-- BEGIN Data to use --
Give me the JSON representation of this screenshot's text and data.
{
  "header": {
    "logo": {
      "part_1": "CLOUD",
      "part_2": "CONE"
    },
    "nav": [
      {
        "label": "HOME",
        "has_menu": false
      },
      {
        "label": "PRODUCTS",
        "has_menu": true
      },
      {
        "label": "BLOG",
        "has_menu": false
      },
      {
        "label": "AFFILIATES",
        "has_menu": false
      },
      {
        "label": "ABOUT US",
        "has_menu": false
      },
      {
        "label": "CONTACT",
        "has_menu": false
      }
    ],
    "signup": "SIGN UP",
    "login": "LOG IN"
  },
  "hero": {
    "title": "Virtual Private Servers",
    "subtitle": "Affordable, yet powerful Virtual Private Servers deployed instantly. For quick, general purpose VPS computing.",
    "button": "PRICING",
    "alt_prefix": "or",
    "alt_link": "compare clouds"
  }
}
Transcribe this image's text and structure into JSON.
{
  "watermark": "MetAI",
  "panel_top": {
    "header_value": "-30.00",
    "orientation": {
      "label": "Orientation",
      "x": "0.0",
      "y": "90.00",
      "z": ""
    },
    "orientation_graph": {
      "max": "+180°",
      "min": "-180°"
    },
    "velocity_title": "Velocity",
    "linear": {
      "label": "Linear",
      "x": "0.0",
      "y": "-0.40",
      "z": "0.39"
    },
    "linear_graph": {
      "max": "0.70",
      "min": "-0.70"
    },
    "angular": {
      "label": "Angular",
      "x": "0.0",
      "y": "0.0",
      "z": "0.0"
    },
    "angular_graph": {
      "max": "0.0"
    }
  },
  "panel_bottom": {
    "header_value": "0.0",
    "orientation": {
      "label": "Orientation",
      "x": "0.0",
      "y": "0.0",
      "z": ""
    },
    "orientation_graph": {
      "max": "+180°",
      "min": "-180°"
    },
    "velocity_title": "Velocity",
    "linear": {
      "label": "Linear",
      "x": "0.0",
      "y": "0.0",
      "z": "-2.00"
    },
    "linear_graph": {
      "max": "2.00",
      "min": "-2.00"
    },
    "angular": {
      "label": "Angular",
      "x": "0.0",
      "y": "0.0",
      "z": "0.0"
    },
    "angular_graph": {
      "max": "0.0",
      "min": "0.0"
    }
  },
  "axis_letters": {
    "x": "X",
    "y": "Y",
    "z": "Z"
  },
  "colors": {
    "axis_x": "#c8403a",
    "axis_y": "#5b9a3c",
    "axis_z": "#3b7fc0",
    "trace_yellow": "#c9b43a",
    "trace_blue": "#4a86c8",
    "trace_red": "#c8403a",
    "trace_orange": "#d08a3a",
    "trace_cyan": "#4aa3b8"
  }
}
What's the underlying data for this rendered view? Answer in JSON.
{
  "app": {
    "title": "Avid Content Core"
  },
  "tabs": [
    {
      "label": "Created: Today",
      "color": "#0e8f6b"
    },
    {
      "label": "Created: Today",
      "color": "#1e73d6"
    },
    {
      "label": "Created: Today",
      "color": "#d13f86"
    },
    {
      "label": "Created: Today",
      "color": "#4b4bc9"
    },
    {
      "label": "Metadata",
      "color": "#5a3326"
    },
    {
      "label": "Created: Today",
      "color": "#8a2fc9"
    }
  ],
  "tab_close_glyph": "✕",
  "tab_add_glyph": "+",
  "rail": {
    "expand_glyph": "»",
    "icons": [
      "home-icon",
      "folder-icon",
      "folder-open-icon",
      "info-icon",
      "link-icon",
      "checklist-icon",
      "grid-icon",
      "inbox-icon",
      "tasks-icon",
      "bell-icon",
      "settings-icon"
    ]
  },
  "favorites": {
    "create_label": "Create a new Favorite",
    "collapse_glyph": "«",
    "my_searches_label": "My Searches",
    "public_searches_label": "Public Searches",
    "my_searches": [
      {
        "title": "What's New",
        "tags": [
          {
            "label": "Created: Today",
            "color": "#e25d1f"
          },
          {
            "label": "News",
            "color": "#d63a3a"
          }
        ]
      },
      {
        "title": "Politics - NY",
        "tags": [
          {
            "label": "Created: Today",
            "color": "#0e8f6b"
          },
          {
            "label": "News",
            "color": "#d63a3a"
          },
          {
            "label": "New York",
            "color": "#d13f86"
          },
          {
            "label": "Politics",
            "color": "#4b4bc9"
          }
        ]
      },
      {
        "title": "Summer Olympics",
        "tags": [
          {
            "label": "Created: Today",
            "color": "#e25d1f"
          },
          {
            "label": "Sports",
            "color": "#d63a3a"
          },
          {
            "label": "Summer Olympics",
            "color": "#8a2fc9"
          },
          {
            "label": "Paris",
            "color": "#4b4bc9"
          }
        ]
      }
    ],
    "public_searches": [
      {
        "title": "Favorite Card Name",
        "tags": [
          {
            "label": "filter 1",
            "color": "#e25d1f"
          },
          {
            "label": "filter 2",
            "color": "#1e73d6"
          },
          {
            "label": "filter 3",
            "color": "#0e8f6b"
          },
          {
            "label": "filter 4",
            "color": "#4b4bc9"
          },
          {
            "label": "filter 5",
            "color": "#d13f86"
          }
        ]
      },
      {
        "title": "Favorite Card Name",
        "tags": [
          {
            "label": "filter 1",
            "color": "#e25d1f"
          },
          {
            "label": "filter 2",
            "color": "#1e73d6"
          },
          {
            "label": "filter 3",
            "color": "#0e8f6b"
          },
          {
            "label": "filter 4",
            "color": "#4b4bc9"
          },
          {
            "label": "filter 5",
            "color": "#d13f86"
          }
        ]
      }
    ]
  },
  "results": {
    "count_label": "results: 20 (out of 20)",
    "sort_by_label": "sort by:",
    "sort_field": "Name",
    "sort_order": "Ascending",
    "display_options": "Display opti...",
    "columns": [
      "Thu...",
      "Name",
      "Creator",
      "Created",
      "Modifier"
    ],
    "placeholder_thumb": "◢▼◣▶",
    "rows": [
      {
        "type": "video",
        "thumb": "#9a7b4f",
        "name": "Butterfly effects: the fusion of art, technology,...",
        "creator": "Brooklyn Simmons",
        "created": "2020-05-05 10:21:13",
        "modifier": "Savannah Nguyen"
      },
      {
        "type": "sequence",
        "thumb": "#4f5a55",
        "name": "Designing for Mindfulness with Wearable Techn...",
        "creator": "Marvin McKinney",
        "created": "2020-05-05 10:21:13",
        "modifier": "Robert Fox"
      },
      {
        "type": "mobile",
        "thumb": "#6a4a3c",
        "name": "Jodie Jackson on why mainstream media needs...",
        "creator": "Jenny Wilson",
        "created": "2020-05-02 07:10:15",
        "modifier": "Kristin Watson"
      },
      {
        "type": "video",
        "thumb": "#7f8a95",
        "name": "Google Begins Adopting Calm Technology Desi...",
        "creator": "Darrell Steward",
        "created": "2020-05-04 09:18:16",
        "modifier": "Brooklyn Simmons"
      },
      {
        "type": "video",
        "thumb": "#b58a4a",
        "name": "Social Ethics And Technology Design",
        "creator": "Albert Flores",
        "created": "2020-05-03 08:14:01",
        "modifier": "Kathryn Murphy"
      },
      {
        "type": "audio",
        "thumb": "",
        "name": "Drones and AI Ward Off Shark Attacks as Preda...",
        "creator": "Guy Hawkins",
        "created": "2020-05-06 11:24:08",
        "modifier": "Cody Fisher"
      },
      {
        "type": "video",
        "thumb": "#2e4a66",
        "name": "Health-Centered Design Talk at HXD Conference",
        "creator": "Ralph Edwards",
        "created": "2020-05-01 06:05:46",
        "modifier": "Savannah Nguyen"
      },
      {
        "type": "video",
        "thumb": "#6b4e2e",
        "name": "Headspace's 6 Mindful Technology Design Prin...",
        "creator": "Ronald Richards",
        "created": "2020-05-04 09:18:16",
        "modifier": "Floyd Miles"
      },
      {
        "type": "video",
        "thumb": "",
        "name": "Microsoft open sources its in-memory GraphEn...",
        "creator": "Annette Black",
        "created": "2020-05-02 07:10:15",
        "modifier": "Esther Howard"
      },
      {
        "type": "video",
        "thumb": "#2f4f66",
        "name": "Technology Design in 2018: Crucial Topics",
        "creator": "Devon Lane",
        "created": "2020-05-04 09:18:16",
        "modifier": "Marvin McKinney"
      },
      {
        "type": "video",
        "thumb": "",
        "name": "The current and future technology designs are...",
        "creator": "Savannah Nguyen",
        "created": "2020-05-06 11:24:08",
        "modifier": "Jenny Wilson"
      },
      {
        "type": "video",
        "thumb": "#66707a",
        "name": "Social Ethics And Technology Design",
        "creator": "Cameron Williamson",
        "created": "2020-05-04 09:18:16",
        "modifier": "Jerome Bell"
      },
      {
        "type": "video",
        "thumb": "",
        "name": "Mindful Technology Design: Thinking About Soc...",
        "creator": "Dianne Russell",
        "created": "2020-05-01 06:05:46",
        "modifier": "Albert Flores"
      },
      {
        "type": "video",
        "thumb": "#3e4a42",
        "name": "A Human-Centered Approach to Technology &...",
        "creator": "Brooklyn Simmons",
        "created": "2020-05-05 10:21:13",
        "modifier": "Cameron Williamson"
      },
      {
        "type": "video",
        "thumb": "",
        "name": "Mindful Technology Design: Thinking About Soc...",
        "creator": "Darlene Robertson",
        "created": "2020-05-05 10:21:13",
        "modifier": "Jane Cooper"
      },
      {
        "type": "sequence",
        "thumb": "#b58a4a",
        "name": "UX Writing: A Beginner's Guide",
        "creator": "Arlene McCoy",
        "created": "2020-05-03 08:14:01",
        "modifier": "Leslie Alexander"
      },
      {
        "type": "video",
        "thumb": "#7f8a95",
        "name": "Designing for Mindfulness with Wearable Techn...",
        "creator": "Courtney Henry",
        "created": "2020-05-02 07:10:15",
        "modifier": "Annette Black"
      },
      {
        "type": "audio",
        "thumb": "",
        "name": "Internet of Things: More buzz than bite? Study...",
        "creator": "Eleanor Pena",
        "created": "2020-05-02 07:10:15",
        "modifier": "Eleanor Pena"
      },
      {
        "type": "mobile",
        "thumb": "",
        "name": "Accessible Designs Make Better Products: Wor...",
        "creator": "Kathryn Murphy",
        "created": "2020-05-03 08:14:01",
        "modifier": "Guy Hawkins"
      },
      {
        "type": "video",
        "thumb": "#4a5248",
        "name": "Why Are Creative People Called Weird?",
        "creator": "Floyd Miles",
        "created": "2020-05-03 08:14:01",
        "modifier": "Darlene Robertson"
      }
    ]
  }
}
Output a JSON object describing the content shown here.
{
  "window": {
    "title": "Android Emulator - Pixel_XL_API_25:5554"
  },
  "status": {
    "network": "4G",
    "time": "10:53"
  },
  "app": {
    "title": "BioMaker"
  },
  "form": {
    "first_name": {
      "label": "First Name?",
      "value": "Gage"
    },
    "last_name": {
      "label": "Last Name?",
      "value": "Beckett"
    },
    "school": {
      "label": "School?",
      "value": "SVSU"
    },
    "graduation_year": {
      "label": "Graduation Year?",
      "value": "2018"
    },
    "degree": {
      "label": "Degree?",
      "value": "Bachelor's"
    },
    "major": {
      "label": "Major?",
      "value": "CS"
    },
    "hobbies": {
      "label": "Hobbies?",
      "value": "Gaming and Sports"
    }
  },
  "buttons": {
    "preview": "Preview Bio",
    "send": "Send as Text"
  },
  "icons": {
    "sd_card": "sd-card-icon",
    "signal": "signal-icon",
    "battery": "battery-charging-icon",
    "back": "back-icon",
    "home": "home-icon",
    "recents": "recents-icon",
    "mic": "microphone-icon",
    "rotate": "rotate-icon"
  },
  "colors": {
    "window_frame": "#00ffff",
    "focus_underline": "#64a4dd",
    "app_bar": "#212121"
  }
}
-- END Data to use --
Check each line above for "Sports" and return the ones that have it.

◆ **Completed task**
            "label": "Sports",
      "value": "Gaming and Sports"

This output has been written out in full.